Records contained in a dataset
....................
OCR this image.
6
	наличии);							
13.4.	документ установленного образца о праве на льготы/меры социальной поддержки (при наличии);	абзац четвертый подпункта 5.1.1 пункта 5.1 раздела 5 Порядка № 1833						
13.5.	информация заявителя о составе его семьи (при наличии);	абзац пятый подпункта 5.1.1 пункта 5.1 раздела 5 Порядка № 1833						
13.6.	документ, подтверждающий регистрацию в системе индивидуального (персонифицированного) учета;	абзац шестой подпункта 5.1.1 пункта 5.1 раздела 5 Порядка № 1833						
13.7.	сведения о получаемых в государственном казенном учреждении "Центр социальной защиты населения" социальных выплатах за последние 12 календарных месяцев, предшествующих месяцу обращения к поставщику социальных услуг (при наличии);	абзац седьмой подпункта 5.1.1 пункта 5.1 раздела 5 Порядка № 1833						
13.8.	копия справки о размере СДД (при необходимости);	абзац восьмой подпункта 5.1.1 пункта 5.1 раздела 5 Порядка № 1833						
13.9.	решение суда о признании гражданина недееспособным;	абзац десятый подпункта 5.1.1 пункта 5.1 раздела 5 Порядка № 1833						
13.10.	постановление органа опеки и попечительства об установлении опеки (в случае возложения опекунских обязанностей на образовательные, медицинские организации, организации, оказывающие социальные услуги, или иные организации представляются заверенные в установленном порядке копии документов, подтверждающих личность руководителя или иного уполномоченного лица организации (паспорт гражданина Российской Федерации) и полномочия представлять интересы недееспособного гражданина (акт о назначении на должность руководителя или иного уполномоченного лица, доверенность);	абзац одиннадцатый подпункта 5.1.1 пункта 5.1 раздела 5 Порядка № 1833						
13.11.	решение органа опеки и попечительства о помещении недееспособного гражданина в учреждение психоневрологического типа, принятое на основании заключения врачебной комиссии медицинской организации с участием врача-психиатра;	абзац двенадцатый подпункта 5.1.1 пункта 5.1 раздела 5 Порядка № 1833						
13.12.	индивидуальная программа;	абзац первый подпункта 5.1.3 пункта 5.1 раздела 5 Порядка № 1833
....................
Problem description
Set down the listing above in full, please, exactly as it appears.

Written solution
OCR this image.
6
	наличии);							
13.4.	документ установленного образца о праве на льготы/меры социальной поддержки (при наличии);	абзац четвертый подпункта 5.1.1 пункта 5.1 раздела 5 Порядка № 1833						
13.5.	информация заявителя о составе его семьи (при наличии);	абзац пятый подпункта 5.1.1 пункта 5.1 раздела 5 Порядка № 1833						
13.6.	документ, подтверждающий регистрацию в системе индивидуального (персонифицированного) учета;	абзац шестой подпункта 5.1.1 пункта 5.1 раздела 5 Порядка № 1833						
13.7.	сведения о получаемых в государственном казенном учреждении "Центр социальной защиты населения" социальных выплатах за последние 12 календарных месяцев, предшествующих месяцу обращения к поставщику социальных услуг (при наличии);	абзац седьмой подпункта 5.1.1 пункта 5.1 раздела 5 Порядка № 1833						
13.8.	копия справки о размере СДД (при необходимости);	абзац восьмой подпункта 5.1.1 пункта 5.1 раздела 5 Порядка № 1833						
13.9.	решение суда о признании гражданина недееспособным;	абзац десятый подпункта 5.1.1 пункта 5.1 раздела 5 Порядка № 1833						
13.10.	постановление органа опеки и попечительства об установлении опеки (в случае возложения опекунских обязанностей на образовательные, медицинские организации, организации, оказывающие социальные услуги, или иные организации представляются заверенные в установленном порядке копии документов, подтверждающих личность руководителя или иного уполномоченного лица организации (паспорт гражданина Российской Федерации) и полномочия представлять интересы недееспособного гражданина (акт о назначении на должность руководителя или иного уполномоченного лица, доверенность);	абзац одиннадцатый подпункта 5.1.1 пункта 5.1 раздела 5 Порядка № 1833						
13.11.	решение органа опеки и попечительства о помещении недееспособного гражданина в учреждение психоневрологического типа, принятое на основании заключения врачебной комиссии медицинской организации с участием врача-психиатра;	абзац двенадцатый подпункта 5.1.1 пункта 5.1 раздела 5 Порядка № 1833						
13.12.	индивидуальная программа;	абзац первый подпункта 5.1.3 пункта 5.1 раздела 5 Порядка № 1833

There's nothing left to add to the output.